Make an exact copy of each entry, leaving out every picture.
++++ Information provided ++++
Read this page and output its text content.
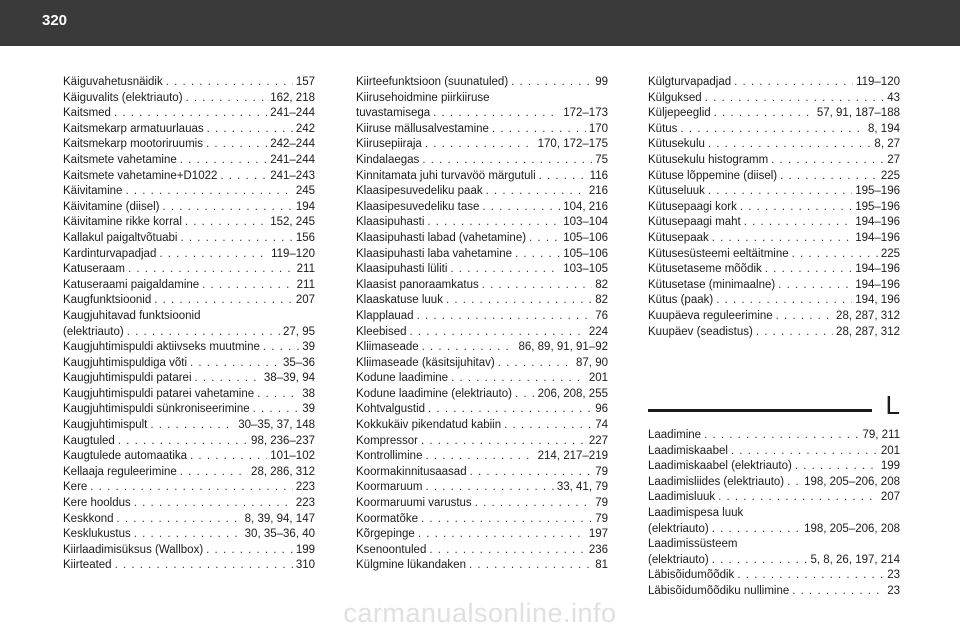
320
Käiguvahetusnäidik . . .	157
Käiguvalits (elektriauto) . . .	162, 218
Kaitsmed . . .	241–244
Kaitsmekarp armatuurlauas . . .	242
Kaitsmekarp mootoriruumis . . .	242–244
Kaitsmete vahetamine . . .	241–244
Kaitsmete vahetamine+D1022 . . .	241–243
Käivitamine . . .	245
Käivitamine (diisel) . . .	194
Käivitamine rikke korral . . .	152, 245
Kallakul paigaltvõtuabi . . .	156
Kardinturvapadjad . . .	119–120
Katuseraam . . .	211
Katuseraami paigaldamine . . .	211
Kaugfunktsioonid . . .	207
Kaugjuhitavad funktsioonid
(elektriauto) . . .	27, 95
Kaugjuhtimispuldi aktiivseks muutmine . . .	39
Kaugjuhtimispuldiga võti . . .	35–36
Kaugjuhtimispuldi patarei . . .	38–39, 94
Kaugjuhtimispuldi patarei vahetamine . . .	38
Kaugjuhtimispuldi sünkroniseerimine . . .	39
Kaugjuhtimispult . . .	30–35, 37, 148
Kaugtuled . . .	98, 236–237
Kaugtulede automaatika . . .	101–102
Kellaaja reguleerimine . . .	28, 286, 312
Kere . . .	223
Kere hooldus . . .	223
Keskkond . . .	8, 39, 94, 147
Kesklukustus . . .	30, 35–36, 40
Kiirlaadimisüksus (Wallbox) . . .	199
Kiirteated . . .	310
Kiirteefunktsioon (suunatuled) . . .	99
Kiirusehoidmine piirkiiruse
tuvastamisega . . .	172–173
Kiiruse mällusalvestamine . . .	170
Kiirusepiiraja . . .	170, 172–175
Kindalaegas . . .	75
Kinnitamata juhi turvavöö märgutuli . . .	116
Klaasipesuvedeliku paak . . .	216
Klaasipesuvedeliku tase . . .	104, 216
Klaasipuhasti . . .	103–104
Klaasipuhasti labad (vahetamine) . . .	105–106
Klaasipuhasti laba vahetamine . . .	105–106
Klaasipuhasti lüliti . . .	103–105
Klaasist panoraamkatus . . .	82
Klaaskatuse luuk . . .	82
Klapplauad . . .	76
Kleebised . . .	224
Kliimaseade . . .	86, 89, 91, 91–92
Kliimaseade (käsitsijuhitav) . . .	87, 90
Kodune laadimine . . .	201
Kodune laadimine (elektriauto) . . . 206, 208, 255
Kohtvalgustid . . .	96
Kokkukäiv pikendatud kabiin . . .	74
Kompressor . . .	227
Kontrollimine . . .	214, 217–219
Koormakinnitusaasad . . .	79
Koormaruum . . .	33, 41, 79
Koormaruumi varustus . . .	79
Koormatõke . . .	79
Kõrgepinge . . .	197
Ksenoontuled . . .	236
Külgmine lükandaken . . .	81
Külgturvapadjad . . .	119–120
Külguksed . . .	43
Küljepeeglid . . .	57, 91, 187–188
Kütus . . .	8, 194
Kütusekulu . . .	8, 27
Kütusekulu histogramm . . .	27
Kütuse lõppemine (diisel) . . .	225
Kütuseluuk . . .	195–196
Kütusepaagi kork . . .	195–196
Kütusepaagi maht . . .	194–196
Kütusepaak . . .	194–196
Kütusesüsteemi eeltäitmine . . .	225
Kütusetaseme mõõdik . . .	194–196
Kütusetase (minimaalne) . . .	194–196
Kütus (paak) . . .	194, 196
Kuupäeva reguleerimine . . .	28, 287, 312
Kuupäev (seadistus) . . .	28, 287, 312
L
Laadimine . . .	79, 211
Laadimiskaabel . . .	201
Laadimiskaabel (elektriauto) . . .	199
Laadimisliides (elektriauto) . . . 198, 205–206, 208
Laadimisluuk . . .	207
Laadimispesa luuk
(elektriauto) . . .	198, 205–206, 208
Laadimissüsteem
(elektriauto) . . .	5, 8, 26, 197, 214
Läbisõidumõõdik . . .	23
Läbisõidumõõdiku nullimine . . .	23
carmanualsonline.info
++++
Solution for this problem:
Read this page and output its text content.
320
Käiguvahetusnäidik . . .	157
Käiguvalits (elektriauto) . . .	162, 218
Kaitsmed . . .	241–244
Kaitsmekarp armatuurlauas . . .	242
Kaitsmekarp mootoriruumis . . .	242–244
Kaitsmete vahetamine . . .	241–244
Kaitsmete vahetamine+D1022 . . .	241–243
Käivitamine . . .	245
Käivitamine (diisel) . . .	194
Käivitamine rikke korral . . .	152, 245
Kallakul paigaltvõtuabi . . .	156
Kardinturvapadjad . . .	119–120
Katuseraam . . .	211
Katuseraami paigaldamine . . .	211
Kaugfunktsioonid . . .	207
Kaugjuhitavad funktsioonid
(elektriauto) . . .	27, 95
Kaugjuhtimispuldi aktiivseks muutmine . . .	39
Kaugjuhtimispuldiga võti . . .	35–36
Kaugjuhtimispuldi patarei . . .	38–39, 94
Kaugjuhtimispuldi patarei vahetamine . . .	38
Kaugjuhtimispuldi sünkroniseerimine . . .	39
Kaugjuhtimispult . . .	30–35, 37, 148
Kaugtuled . . .	98, 236–237
Kaugtulede automaatika . . .	101–102
Kellaaja reguleerimine . . .	28, 286, 312
Kere . . .	223
Kere hooldus . . .	223
Keskkond . . .	8, 39, 94, 147
Kesklukustus . . .	30, 35–36, 40
Kiirlaadimisüksus (Wallbox) . . .	199
Kiirteated . . .	310
Kiirteefunktsioon (suunatuled) . . .	99
Kiirusehoidmine piirkiiruse
tuvastamisega . . .	172–173
Kiiruse mällusalvestamine . . .	170
Kiirusepiiraja . . .	170, 172–175
Kindalaegas . . .	75
Kinnitamata juhi turvavöö märgutuli . . .	116
Klaasipesuvedeliku paak . . .	216
Klaasipesuvedeliku tase . . .	104, 216
Klaasipuhasti . . .	103–104
Klaasipuhasti labad (vahetamine) . . .	105–106
Klaasipuhasti laba vahetamine . . .	105–106
Klaasipuhasti lüliti . . .	103–105
Klaasist panoraamkatus . . .	82
Klaaskatuse luuk . . .	82
Klapplauad . . .	76
Kleebised . . .	224
Kliimaseade . . .	86, 89, 91, 91–92
Kliimaseade (käsitsijuhitav) . . .	87, 90
Kodune laadimine . . .	201
Kodune laadimine (elektriauto) . . . 206, 208, 255
Kohtvalgustid . . .	96
Kokkukäiv pikendatud kabiin . . .	74
Kompressor . . .	227
Kontrollimine . . .	214, 217–219
Koormakinnitusaasad . . .	79
Koormaruum . . .	33, 41, 79
Koormaruumi varustus . . .	79
Koormatõke . . .	79
Kõrgepinge . . .	197
Ksenoontuled . . .	236
Külgmine lükandaken . . .	81
Külgturvapadjad . . .	119–120
Külguksed . . .	43
Küljepeeglid . . .	57, 91, 187–188
Kütus . . .	8, 194
Kütusekulu . . .	8, 27
Kütusekulu histogramm . . .	27
Kütuse lõppemine (diisel) . . .	225
Kütuseluuk . . .	195–196
Kütusepaagi kork . . .	195–196
Kütusepaagi maht . . .	194–196
Kütusepaak . . .	194–196
Kütusesüsteemi eeltäitmine . . .	225
Kütusetaseme mõõdik . . .	194–196
Kütusetase (minimaalne) . . .	194–196
Kütus (paak) . . .	194, 196
Kuupäeva reguleerimine . . .	28, 287, 312
Kuupäev (seadistus) . . .	28, 287, 312
L
Laadimine . . .	79, 211
Laadimiskaabel . . .	201
Laadimiskaabel (elektriauto) . . .	199
Laadimisliides (elektriauto) . . . 198, 205–206, 208
Laadimisluuk . . .	207
Laadimispesa luuk
(elektriauto) . . .	198, 205–206, 208
Laadimissüsteem
(elektriauto) . . .	5, 8, 26, 197, 214
Läbisõidumõõdik . . .	23
Läbisõidumõõdiku nullimine . . .	23
carmanualsonline.info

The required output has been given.